-- Given task --
Show every line in the entries below where the word "الإمام" appears.

-- Recorded information --
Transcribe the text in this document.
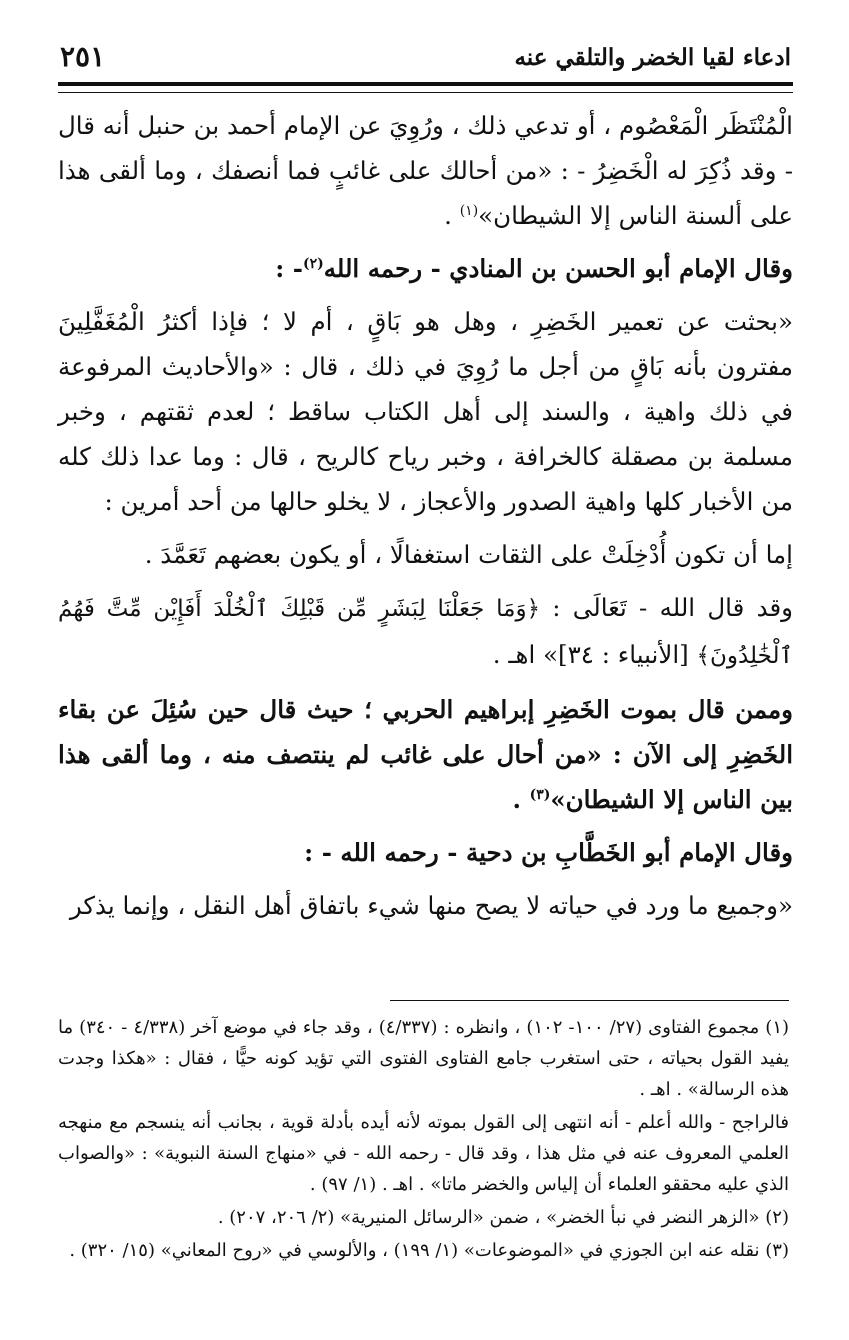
ادعاء لقيا الخضر والتلقي عنه
٢٥١

الْمُنْتَظَر الْمَعْصُوم ، أو تدعي ذلك ، ورُوِيَ عن الإمام أحمد بن حنبل أنه قال - وقد ذُكِرَ له الْخَضِرُ - : «من أحالك على غائبٍ فما أنصفك ، وما ألقى هذا على ألسنة الناس إلا الشيطان»$^{(١)}$ .

وقال الإمام أبو الحسن بن المنادي - رحمه الله$^{(٢)}$- :

«بحثت عن تعمير الخَضِرِ ، وهل هو بَاقٍ ، أم لا ؛ فإذا أكثرُ الْمُغَفَّلِينَ مفترون بأنه بَاقٍ من أجل ما رُوِيَ في ذلك ، قال : «والأحاديث المرفوعة في ذلك واهية ، والسند إلى أهل الكتاب ساقط ؛ لعدم ثقتهم ، وخبر مسلمة بن مصقلة كالخرافة ، وخبر رياح كالريح ، قال : وما عدا ذلك كله من الأخبار كلها واهية الصدور والأعجاز ، لا يخلو حالها من أحد أمرين :

إما أن تكون أُدْخِلَتْ على الثقات استغفالًا ، أو يكون بعضهم تَعَمَّدَ .

وقد قال الله - تَعَالَى : ﴿وَمَا جَعَلْنَا لِبَشَرٍ مِّن قَبْلِكَ ٱلْخُلْدَ أَفَإِيْن مِّتَّ فَهُمُ ٱلْخَٰلِدُونَ﴾ [الأنبياء : ٣٤]» اهـ .

وممن قال بموت الخَضِرِ إبراهيم الحربي ؛ حيث قال حين سُئِلَ عن بقاء الخَضِرِ إلى الآن : «من أحال على غائب لم ينتصف منه ، وما ألقى هذا بين الناس إلا الشيطان»$^{(٣)}$ .

وقال الإمام أبو الخَطَّابِ بن دحية - رحمه الله - :

«وجميع ما ورد في حياته لا يصح منها شيء باتفاق أهل النقل ، وإنما يذكر

(١) مجموع الفتاوى (٢٧/ ١٠٠- ١٠٢) ، وانظره : (٤/٣٣٧) ، وقد جاء في موضع آخر (٤/٣٣٨ - ٣٤٠) ما يفيد القول بحياته ، حتى استغرب جامع الفتاوى الفتوى التي تؤيد كونه حيًّا ، فقال : «هكذا وجدت هذه الرسالة» . اهـ .

فالراجح - والله أعلم - أنه انتهى إلى القول بموته لأنه أيده بأدلة قوية ، بجانب أنه ينسجم مع منهجه العلمي المعروف عنه في مثل هذا ، وقد قال - رحمه الله - في «منهاج السنة النبوية» : «والصواب الذي عليه محققو العلماء أن إلياس والخضر ماتا» . اهـ . (١/ ٩٧) .

(٢) «الزهر النضر في نبأ الخضر» ، ضمن «الرسائل المنيرية» (٢/ ٢٠٦، ٢٠٧) .

(٣) نقله عنه ابن الجوزي في «الموضوعات» (١/ ١٩٩) ، والألوسي في «روح المعاني» (١٥/ ٣٢٠) .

-- Written response --
الْمُنْتَظَر الْمَعْصُوم ، أو تدعي ذلك ، ورُوِيَ عن الإمام أحمد بن حنبل أنه قال - وقد ذُكِرَ له الْخَضِرُ - : «من أحالك على غائبٍ فما أنصفك ، وما ألقى هذا على ألسنة الناس إلا الشيطان»$^{(١)}$ .
وقال الإمام أبو الحسن بن المنادي - رحمه الله$^{(٢)}$- :
وقال الإمام أبو الخَطَّابِ بن دحية - رحمه الله - :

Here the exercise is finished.